──────── Data extract ────────

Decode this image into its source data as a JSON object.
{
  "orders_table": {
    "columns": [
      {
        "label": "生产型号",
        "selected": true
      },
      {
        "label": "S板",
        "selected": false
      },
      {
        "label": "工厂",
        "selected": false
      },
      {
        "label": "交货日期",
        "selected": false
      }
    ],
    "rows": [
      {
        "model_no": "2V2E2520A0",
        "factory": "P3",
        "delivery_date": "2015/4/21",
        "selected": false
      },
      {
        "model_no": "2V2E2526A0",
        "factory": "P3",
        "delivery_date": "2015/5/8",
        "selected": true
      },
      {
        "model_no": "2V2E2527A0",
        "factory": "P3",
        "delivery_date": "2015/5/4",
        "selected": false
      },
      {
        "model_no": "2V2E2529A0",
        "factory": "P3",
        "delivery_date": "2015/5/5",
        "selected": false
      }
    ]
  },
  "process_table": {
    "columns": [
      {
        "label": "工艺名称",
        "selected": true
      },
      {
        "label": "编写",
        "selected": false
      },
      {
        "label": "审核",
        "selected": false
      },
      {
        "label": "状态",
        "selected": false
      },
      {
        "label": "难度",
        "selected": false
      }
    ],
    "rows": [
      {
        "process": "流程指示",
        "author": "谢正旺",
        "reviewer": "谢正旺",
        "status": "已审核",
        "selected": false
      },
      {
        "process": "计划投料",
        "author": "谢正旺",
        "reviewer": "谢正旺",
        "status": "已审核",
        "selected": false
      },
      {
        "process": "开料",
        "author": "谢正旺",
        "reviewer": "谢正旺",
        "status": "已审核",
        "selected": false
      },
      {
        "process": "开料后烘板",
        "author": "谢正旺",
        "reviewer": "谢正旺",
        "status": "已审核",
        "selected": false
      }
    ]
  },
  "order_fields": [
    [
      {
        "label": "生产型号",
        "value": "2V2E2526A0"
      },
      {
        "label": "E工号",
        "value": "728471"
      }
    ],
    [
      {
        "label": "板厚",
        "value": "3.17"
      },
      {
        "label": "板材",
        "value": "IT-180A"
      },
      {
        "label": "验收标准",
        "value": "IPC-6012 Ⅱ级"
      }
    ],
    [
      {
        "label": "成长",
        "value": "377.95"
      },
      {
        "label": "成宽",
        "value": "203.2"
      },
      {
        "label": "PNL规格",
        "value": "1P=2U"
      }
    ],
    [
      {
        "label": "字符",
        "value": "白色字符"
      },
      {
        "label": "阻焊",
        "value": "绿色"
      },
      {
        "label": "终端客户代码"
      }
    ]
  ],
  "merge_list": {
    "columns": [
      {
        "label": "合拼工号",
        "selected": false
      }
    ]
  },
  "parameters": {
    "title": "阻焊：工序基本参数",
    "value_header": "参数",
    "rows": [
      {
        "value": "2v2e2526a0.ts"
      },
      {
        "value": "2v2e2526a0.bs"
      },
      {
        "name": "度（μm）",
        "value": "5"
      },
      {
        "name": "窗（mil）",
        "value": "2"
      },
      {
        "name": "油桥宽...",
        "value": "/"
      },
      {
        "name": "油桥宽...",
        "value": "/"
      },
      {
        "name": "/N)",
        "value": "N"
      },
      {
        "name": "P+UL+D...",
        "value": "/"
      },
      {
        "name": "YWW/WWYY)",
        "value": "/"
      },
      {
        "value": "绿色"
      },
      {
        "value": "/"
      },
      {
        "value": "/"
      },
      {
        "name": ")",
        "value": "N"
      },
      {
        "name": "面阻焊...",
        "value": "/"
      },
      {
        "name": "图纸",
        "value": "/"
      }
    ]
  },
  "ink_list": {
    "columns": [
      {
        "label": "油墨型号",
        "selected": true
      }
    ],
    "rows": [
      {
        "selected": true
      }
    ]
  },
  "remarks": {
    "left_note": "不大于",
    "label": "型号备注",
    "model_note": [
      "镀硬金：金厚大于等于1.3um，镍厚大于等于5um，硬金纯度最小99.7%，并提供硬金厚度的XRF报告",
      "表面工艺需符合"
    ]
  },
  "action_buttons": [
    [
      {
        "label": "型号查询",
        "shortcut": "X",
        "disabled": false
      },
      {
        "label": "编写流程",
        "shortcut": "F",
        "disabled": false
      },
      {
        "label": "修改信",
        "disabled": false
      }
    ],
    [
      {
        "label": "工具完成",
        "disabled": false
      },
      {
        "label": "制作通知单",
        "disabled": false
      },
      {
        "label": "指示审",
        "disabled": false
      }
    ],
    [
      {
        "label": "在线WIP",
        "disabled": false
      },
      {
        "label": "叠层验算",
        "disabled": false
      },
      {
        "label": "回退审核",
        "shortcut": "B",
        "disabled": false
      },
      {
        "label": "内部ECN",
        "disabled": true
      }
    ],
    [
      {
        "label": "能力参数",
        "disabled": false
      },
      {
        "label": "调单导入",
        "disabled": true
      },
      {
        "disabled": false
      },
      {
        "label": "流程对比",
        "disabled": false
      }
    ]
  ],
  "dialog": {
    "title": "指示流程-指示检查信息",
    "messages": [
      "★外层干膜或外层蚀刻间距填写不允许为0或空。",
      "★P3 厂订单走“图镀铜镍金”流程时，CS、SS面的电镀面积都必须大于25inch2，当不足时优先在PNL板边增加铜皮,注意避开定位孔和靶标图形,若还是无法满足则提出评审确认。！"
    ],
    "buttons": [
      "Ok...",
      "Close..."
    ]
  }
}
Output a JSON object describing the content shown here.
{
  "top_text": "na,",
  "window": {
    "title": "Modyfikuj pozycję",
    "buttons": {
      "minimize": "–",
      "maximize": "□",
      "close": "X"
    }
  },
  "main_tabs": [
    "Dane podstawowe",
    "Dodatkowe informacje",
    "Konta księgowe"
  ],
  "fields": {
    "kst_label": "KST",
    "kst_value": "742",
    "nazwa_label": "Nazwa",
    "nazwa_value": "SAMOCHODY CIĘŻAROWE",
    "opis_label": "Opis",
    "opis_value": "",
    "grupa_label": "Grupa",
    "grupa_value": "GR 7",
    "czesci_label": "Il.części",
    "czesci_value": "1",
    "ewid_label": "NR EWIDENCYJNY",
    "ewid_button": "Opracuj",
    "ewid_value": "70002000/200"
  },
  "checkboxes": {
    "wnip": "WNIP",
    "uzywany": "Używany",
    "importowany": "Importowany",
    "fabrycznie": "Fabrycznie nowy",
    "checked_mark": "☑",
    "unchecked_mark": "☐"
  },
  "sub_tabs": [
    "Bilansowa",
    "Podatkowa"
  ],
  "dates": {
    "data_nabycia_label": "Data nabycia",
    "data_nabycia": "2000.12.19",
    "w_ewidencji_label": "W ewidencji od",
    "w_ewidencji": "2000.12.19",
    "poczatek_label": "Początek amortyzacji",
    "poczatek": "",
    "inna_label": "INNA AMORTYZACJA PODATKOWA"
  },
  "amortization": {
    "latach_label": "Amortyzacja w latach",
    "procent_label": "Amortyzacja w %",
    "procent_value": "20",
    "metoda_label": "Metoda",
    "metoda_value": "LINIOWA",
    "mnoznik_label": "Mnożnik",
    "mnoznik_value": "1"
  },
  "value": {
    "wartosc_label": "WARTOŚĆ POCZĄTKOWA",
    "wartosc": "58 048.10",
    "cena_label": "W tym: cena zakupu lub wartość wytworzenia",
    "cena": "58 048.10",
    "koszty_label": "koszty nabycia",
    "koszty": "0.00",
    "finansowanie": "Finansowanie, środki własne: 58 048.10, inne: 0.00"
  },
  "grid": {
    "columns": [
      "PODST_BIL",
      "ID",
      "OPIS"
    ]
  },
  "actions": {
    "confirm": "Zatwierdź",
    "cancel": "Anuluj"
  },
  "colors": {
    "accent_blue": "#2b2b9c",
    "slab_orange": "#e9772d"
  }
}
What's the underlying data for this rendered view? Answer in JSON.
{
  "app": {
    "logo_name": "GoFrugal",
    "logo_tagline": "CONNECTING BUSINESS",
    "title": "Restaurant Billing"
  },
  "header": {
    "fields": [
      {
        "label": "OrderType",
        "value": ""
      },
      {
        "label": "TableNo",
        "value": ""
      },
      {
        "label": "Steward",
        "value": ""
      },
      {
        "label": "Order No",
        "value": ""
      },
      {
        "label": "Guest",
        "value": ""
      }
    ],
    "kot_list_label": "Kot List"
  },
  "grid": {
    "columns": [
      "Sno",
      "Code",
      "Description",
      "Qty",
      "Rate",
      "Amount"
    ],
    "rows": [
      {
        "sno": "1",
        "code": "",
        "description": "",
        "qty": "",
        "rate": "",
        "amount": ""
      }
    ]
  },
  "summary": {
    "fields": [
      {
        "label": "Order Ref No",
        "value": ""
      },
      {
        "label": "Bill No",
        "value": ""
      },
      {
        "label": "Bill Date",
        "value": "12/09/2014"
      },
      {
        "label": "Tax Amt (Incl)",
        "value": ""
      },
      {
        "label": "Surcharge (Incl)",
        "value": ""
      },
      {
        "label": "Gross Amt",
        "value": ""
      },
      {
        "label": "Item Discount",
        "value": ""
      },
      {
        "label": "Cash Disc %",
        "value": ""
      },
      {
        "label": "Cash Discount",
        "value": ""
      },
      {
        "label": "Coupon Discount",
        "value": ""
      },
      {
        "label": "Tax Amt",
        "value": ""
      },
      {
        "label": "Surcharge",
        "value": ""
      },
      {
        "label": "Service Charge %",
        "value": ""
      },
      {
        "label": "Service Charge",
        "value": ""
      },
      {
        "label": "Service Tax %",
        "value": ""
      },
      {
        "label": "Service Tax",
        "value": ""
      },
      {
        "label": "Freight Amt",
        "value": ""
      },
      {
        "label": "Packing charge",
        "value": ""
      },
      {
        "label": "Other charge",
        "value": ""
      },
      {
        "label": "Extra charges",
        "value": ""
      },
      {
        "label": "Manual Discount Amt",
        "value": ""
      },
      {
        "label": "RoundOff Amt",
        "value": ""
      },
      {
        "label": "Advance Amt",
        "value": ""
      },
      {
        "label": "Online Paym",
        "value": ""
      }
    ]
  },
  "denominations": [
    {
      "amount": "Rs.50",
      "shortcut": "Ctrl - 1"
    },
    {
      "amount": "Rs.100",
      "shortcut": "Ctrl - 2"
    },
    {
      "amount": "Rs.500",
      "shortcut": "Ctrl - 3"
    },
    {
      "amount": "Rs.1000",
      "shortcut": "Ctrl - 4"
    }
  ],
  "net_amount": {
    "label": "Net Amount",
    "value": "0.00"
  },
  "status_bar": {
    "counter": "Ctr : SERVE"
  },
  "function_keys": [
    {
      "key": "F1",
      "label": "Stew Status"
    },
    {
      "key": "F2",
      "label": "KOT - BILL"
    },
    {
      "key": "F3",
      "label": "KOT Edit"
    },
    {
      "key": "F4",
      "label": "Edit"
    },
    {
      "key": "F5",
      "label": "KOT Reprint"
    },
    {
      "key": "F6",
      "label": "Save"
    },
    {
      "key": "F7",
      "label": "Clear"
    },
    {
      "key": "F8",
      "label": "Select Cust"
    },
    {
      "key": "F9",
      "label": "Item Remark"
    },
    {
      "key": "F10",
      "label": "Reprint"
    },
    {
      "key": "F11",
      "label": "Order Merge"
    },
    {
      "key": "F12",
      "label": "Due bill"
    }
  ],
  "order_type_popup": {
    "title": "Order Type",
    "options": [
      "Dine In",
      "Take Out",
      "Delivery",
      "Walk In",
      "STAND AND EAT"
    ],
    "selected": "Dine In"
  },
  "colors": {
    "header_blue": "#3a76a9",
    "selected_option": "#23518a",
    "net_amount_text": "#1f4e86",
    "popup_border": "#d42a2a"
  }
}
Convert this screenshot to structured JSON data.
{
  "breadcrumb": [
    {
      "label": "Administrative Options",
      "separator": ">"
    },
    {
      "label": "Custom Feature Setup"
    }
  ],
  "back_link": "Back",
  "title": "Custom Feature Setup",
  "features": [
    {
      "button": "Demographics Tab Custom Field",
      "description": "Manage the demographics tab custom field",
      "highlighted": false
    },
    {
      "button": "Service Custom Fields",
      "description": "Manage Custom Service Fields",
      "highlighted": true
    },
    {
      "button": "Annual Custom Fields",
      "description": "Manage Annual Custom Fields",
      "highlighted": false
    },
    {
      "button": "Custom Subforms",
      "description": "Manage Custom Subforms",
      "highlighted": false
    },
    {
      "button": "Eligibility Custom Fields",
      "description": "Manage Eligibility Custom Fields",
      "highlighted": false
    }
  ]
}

────────

Quote, word for word, every line starting at the one that contains "Convert this screenshot" and ending with the final line of the entries.

Convert this screenshot to structured JSON data.
{
  "breadcrumb": [
    {
      "label": "Administrative Options",
      "separator": ">"
    },
    {
      "label": "Custom Feature Setup"
    }
  ],
  "back_link": "Back",
  "title": "Custom Feature Setup",
  "features": [
    {
      "button": "Demographics Tab Custom Field",
      "description": "Manage the demographics tab custom field",
      "highlighted": false
    },
    {
      "button": "Service Custom Fields",
      "description": "Manage Custom Service Fields",
      "highlighted": true
    },
    {
      "button": "Annual Custom Fields",
      "description": "Manage Annual Custom Fields",
      "highlighted": false
    },
    {
      "button": "Custom Subforms",
      "description": "Manage Custom Subforms",
      "highlighted": false
    },
    {
      "button": "Eligibility Custom Fields",
      "description": "Manage Eligibility Custom Fields",
      "highlighted": false
    }
  ]
}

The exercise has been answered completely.